> **WORK INSTRUCTIONS**: Lift out all lines below that contain "placeholder".

─── PROVIDED MATERIAL

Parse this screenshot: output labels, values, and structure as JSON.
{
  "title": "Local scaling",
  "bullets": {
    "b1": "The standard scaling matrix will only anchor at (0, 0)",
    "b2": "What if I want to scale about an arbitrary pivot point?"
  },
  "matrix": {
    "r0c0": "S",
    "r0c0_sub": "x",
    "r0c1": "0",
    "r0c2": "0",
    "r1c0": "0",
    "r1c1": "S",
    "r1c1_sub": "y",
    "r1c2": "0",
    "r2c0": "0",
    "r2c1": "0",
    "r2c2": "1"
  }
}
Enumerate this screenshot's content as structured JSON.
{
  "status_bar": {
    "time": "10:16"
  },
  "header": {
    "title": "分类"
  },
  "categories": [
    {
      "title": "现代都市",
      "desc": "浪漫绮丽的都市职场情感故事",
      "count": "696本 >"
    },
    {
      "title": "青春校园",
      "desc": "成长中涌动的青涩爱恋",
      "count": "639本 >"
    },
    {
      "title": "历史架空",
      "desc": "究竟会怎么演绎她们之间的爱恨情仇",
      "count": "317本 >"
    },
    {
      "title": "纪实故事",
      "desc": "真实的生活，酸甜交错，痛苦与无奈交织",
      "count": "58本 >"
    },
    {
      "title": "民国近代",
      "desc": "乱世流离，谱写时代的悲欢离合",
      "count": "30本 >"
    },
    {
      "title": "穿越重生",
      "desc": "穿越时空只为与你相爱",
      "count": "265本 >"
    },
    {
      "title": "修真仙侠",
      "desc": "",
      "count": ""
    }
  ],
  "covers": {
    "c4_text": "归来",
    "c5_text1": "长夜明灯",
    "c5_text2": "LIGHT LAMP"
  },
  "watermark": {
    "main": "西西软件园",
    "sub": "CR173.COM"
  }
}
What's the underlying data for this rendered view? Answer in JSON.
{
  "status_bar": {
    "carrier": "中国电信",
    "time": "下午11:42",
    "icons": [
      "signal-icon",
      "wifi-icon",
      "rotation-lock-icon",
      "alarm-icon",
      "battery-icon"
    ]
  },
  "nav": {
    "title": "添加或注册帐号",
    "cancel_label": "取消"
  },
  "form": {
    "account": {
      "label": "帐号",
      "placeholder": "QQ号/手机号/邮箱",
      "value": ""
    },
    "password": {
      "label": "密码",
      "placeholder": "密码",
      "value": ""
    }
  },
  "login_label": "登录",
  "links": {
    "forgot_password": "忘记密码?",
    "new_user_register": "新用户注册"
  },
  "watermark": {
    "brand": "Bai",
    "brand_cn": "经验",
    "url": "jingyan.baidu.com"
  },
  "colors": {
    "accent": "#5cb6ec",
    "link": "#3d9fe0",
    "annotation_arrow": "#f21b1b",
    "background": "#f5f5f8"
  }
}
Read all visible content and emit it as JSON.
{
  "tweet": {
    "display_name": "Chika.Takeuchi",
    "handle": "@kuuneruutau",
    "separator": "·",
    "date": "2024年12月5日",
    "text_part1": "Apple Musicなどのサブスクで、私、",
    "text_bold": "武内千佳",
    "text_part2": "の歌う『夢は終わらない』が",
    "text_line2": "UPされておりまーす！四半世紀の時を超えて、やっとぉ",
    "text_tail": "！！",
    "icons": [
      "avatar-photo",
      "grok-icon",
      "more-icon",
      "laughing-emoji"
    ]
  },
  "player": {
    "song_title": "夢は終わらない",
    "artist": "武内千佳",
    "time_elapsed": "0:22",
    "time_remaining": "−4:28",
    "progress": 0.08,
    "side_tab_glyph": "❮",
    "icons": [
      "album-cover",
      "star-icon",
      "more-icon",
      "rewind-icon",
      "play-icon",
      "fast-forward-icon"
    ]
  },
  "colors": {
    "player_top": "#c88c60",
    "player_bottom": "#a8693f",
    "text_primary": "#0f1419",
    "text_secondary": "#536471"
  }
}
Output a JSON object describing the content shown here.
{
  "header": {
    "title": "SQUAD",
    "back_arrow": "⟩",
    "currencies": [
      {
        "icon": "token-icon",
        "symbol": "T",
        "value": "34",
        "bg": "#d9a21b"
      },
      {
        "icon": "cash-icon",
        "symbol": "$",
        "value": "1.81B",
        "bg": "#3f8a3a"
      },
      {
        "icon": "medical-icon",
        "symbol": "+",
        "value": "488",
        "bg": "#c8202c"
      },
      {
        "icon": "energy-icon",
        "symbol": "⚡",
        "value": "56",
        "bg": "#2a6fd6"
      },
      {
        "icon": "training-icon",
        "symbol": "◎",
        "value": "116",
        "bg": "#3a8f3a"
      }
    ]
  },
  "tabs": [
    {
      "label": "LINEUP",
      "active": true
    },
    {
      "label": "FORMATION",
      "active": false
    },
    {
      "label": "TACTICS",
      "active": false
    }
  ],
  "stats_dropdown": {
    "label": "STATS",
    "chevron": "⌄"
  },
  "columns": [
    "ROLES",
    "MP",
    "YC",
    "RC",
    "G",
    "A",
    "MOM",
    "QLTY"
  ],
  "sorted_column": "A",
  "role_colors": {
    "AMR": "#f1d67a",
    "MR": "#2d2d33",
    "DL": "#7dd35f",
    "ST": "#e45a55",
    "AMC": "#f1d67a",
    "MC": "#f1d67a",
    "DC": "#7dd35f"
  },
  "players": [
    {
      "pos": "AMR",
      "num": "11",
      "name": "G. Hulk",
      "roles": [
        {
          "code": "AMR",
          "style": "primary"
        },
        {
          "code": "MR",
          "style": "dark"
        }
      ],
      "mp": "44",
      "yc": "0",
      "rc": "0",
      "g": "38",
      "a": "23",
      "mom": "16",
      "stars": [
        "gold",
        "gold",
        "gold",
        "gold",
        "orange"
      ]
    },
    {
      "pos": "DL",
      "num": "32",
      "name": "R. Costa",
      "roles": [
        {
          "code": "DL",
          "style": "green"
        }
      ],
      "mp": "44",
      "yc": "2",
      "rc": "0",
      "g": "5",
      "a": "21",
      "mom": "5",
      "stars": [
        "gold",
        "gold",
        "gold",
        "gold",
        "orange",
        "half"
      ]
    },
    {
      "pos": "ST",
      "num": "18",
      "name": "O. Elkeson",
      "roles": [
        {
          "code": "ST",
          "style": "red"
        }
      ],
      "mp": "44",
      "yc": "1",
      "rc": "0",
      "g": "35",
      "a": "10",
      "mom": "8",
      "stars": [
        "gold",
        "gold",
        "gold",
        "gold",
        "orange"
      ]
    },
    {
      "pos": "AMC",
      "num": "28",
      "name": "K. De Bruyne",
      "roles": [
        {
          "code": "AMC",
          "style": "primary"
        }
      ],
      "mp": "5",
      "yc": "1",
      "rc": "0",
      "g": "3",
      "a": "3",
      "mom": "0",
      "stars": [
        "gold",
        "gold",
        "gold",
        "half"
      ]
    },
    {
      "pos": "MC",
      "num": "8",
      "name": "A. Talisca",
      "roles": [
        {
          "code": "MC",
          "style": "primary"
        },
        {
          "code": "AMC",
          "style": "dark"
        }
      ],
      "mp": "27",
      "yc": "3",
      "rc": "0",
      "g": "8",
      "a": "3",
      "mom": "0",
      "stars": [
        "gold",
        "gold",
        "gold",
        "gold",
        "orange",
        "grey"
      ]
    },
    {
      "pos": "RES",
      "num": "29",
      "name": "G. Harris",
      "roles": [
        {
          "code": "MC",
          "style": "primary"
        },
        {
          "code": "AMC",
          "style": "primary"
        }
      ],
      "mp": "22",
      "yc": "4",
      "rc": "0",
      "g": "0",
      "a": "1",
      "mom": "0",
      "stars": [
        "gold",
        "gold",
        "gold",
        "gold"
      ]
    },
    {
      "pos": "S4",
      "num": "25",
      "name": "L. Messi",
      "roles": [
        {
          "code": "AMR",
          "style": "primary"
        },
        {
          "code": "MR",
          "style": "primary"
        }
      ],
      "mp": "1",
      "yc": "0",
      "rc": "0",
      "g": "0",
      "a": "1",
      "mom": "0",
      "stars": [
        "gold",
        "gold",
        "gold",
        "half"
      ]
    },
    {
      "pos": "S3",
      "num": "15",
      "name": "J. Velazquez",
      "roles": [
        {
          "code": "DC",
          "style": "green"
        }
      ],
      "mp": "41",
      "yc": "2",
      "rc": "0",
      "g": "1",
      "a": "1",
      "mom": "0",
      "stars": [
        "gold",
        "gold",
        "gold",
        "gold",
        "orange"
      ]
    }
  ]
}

──────

> **TASK OUTPUT**:
      "placeholder": "QQ号/手机号/邮箱",
      "placeholder": "密码",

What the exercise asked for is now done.